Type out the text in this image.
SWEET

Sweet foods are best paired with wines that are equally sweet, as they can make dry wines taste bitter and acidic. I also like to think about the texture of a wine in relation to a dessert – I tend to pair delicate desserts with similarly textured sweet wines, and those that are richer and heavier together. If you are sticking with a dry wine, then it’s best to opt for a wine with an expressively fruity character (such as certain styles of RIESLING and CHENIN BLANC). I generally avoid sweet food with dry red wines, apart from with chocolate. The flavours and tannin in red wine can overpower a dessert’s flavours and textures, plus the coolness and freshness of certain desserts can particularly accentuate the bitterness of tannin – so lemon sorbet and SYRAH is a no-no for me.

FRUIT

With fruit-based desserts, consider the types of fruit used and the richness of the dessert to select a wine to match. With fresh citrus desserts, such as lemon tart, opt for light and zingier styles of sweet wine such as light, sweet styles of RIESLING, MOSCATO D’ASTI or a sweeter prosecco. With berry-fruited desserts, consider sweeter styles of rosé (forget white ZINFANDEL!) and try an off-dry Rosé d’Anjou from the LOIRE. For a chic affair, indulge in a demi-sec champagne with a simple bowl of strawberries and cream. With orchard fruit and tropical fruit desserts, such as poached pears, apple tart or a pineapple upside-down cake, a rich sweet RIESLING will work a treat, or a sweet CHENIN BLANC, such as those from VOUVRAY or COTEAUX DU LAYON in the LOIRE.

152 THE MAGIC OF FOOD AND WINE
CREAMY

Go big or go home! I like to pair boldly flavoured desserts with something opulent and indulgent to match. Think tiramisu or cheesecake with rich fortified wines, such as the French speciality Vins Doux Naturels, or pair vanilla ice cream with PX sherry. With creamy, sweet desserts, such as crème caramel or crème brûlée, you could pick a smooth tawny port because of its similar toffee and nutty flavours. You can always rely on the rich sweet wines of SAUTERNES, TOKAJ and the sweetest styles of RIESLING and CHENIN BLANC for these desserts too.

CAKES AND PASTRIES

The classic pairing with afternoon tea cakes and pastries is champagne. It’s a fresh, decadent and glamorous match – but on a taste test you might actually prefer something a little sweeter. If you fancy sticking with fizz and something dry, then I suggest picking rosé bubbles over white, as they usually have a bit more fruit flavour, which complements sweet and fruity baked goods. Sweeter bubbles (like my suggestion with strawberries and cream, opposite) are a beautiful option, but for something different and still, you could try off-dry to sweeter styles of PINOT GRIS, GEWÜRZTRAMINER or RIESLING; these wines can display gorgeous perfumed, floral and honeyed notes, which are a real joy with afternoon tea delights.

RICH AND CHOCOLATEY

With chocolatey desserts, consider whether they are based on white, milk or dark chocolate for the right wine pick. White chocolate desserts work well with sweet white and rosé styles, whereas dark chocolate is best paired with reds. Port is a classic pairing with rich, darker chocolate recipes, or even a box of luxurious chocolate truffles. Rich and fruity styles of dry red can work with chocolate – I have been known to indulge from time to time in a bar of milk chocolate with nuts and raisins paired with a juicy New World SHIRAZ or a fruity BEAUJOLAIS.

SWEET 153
———
Aim of the task:
Copy out the material above in its entirety. Every detail must match.

Answer for the task:
Type out the text in this image.
SWEET

Sweet foods are best paired with wines that are equally sweet, as they can make dry wines taste bitter and acidic. I also like to think about the texture of a wine in relation to a dessert – I tend to pair delicate desserts with similarly textured sweet wines, and those that are richer and heavier together. If you are sticking with a dry wine, then it’s best to opt for a wine with an expressively fruity character (such as certain styles of RIESLING and CHENIN BLANC). I generally avoid sweet food with dry red wines, apart from with chocolate. The flavours and tannin in red wine can overpower a dessert’s flavours and textures, plus the coolness and freshness of certain desserts can particularly accentuate the bitterness of tannin – so lemon sorbet and SYRAH is a no-no for me.

FRUIT

With fruit-based desserts, consider the types of fruit used and the richness of the dessert to select a wine to match. With fresh citrus desserts, such as lemon tart, opt for light and zingier styles of sweet wine such as light, sweet styles of RIESLING, MOSCATO D’ASTI or a sweeter prosecco. With berry-fruited desserts, consider sweeter styles of rosé (forget white ZINFANDEL!) and try an off-dry Rosé d’Anjou from the LOIRE. For a chic affair, indulge in a demi-sec champagne with a simple bowl of strawberries and cream. With orchard fruit and tropical fruit desserts, such as poached pears, apple tart or a pineapple upside-down cake, a rich sweet RIESLING will work a treat, or a sweet CHENIN BLANC, such as those from VOUVRAY or COTEAUX DU LAYON in the LOIRE.

152 THE MAGIC OF FOOD AND WINE
CREAMY

Go big or go home! I like to pair boldly flavoured desserts with something opulent and indulgent to match. Think tiramisu or cheesecake with rich fortified wines, such as the French speciality Vins Doux Naturels, or pair vanilla ice cream with PX sherry. With creamy, sweet desserts, such as crème caramel or crème brûlée, you could pick a smooth tawny port because of its similar toffee and nutty flavours. You can always rely on the rich sweet wines of SAUTERNES, TOKAJ and the sweetest styles of RIESLING and CHENIN BLANC for these desserts too.

CAKES AND PASTRIES

The classic pairing with afternoon tea cakes and pastries is champagne. It’s a fresh, decadent and glamorous match – but on a taste test you might actually prefer something a little sweeter. If you fancy sticking with fizz and something dry, then I suggest picking rosé bubbles over white, as they usually have a bit more fruit flavour, which complements sweet and fruity baked goods. Sweeter bubbles (like my suggestion with strawberries and cream, opposite) are a beautiful option, but for something different and still, you could try off-dry to sweeter styles of PINOT GRIS, GEWÜRZTRAMINER or RIESLING; these wines can display gorgeous perfumed, floral and honeyed notes, which are a real joy with afternoon tea delights.

RICH AND CHOCOLATEY

With chocolatey desserts, consider whether they are based on white, milk or dark chocolate for the right wine pick. White chocolate desserts work well with sweet white and rosé styles, whereas dark chocolate is best paired with reds. Port is a classic pairing with rich, darker chocolate recipes, or even a box of luxurious chocolate truffles. Rich and fruity styles of dry red can work with chocolate – I have been known to indulge from time to time in a bar of milk chocolate with nuts and raisins paired with a juicy New World SHIRAZ or a fruity BEAUJOLAIS.

SWEET 153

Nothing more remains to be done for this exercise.